### Trecho do texto
———
Por Pedro Paulo Rosa
Foto: arquivo pessoal do entrevistado
O jovem publicitário apaixonado por cinema, Alex Duarte, conversa com O HÉLIO sobre as diversas possibilidades que ele encontrou de aliar esses caminhos. Coleciona prêmios regionais e de maior porte, como o Festival de Gramado de 2009. É uma riqueza de aprendizado lê-lo. Dentre os desafios que enfrentou, o jovem gaúcho conta como foi gravar um documentário em solo haitiano três meses antes do terremoto que assolou ainda mais o país.
O HÉLIO: Qual a força que te move para
empreender tantas multiplicidades de atuação social no cinema?
ALEX
DUARTE: Fazer a diferença. Acho que estas multiplicidades nem são tantas,
apenas tento imprimir nas minhas produções o que as pessoas acabam não vendo,
por falta de tempo ou sensibilidade. Hoje a sociedade caminha depressa demais,
mas tem muita gente fazendo a diferença, tem muita coisa bacana acontecendo. E
o audiovisual possibilita isso. Minha pretensão nunca foi querer “mudar o
mundo” com os meus filmes. O importante sempre foi questionar e provocar a
reflexão. Se o mundo não se faz de acordo com as nossas necessidades, é preciso
cobrar, é preciso reivindicar e ir atrás dos nossos direitos, independente da
profissão que escolhermos.
O
Hélio: Como se caracterizaria enquanto profissional da sétima arte? Falo com relação
à marca construída e o que mais você entender como singularidade.
ALEX: Não
me considero um profissional de cinema.
Minha formação é em publicidade, mas na verdade sou um apaixonado por
cinema, e que comecei meio que de forma autodidata, fiz meu "primeiro
longa em VHS" aos 16 anos e sem nenhum conhecimento técnico. Com 300 pila
no bolso e um cinegrafista de uma pequena produtora (destas que filmam festas
de aniversário), fizemos o filme acontecer. Jamais irei esquecer a imensa fila
no dia do lançamento em 2002, que dobrava duas quadras da Praça Matriz de São
Luiz Gonzaga. Jamais vou esquecer também das críticas após a exibição. Eram
mais críticas do que elogios. Eles falavam que nos meus filmes os "mortos
se mexiam", "a iluminação estava escura" ou "que a história
era um pouco confusa". Foi aí que descobri a dura realidade que acabara de
me lançar. Eu tinha apenas 16 anos e estava descobrindo o cinema, a paixão pelo
cinema. A diferença é que eu não tinha professor, não tinha uma escola, não
sabia as técnicas. Estava no interior do Rio Grande do Sul, sem condições
financeiras e mesmo assim não desisti. Acho que minha singularidade é essa. Fui
atrás do que eu queria. Eu fiz da dificuldade uma aliada para buscar meus
objetivos, e ainda corro atrás deles. Acho que está dando certo.
O Hélio:
Me fala como avalia de que maneira o mercado de audiovisual do Brasil. Onde
percebeu avanços e retrocessos? Quais os principais desafios/obstáculos?
———
### Material de origem

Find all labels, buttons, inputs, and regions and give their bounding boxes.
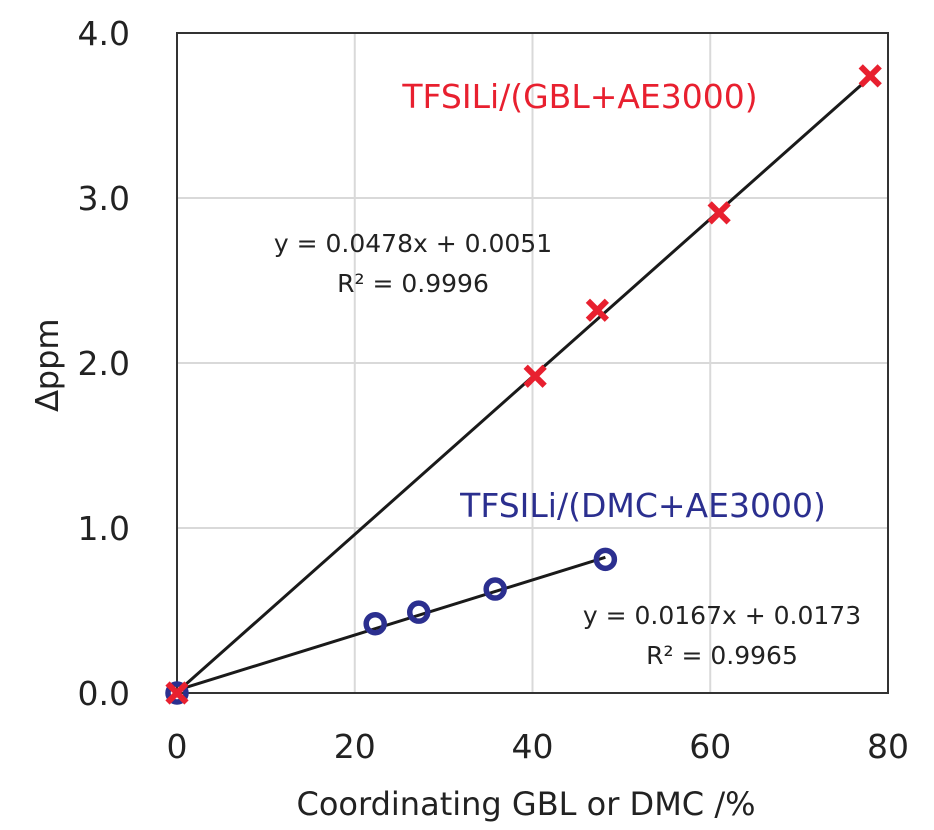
———
### Tarefas do exercício
• 1. Edite a entrevista com Alex Duarte: reescreva tudo desde "Por Pedro Paulo" até "social no cinema?", substituindo "documentário" por "filme".
• 2. Na entrevista com Alex Duarte, quais críticas ao filme ele relata ter ouvido após a exibição de 2002? Liste todas.
• 3. Resuma em poucas frases o parágrafo da entrevista com Alex Duarte que começa com "Fazer a diferença", mantendo os fatos principais.

### Soluções das tarefas
• 1.
Por Pedro Paulo Rosa
Foto: arquivo pessoal do entrevistado
O jovem publicitário apaixonado por cinema, Alex Duarte, conversa com O HÉLIO sobre as diversas possibilidades que ele encontrou de aliar esses caminhos. Coleciona prêmios regionais e de maior porte, como o Festival de Gramado de 2009. É uma riqueza de aprendizado lê-lo. Dentre os desafios que enfrentou, o jovem gaúcho conta como foi gravar um filme em solo haitiano três meses antes do terremoto que assolou ainda mais o país.
O HÉLIO: Qual a força que te move para
empreender tantas multiplicidades de atuação social no cinema?

• 2.
- os "mortos se mexiam"
- "a iluminação estava escura"
- "que a história era um pouco confusa"

• 3. O que move Alex Duarte é fazer a diferença. Em suas produções, ele tenta mostrar o que as pessoas não veem por falta de tempo ou sensibilidade. Para ele, a sociedade anda depressa demais, mas há muita gente fazendo a diferença, e o audiovisual permite mostrar isso. Seu objetivo nunca foi "mudar o mundo", e sim questionar e provocar reflexão. Se o mundo não atende às nossas necessidades, é preciso cobrar e reivindicar direitos, qualquer que seja a profissão.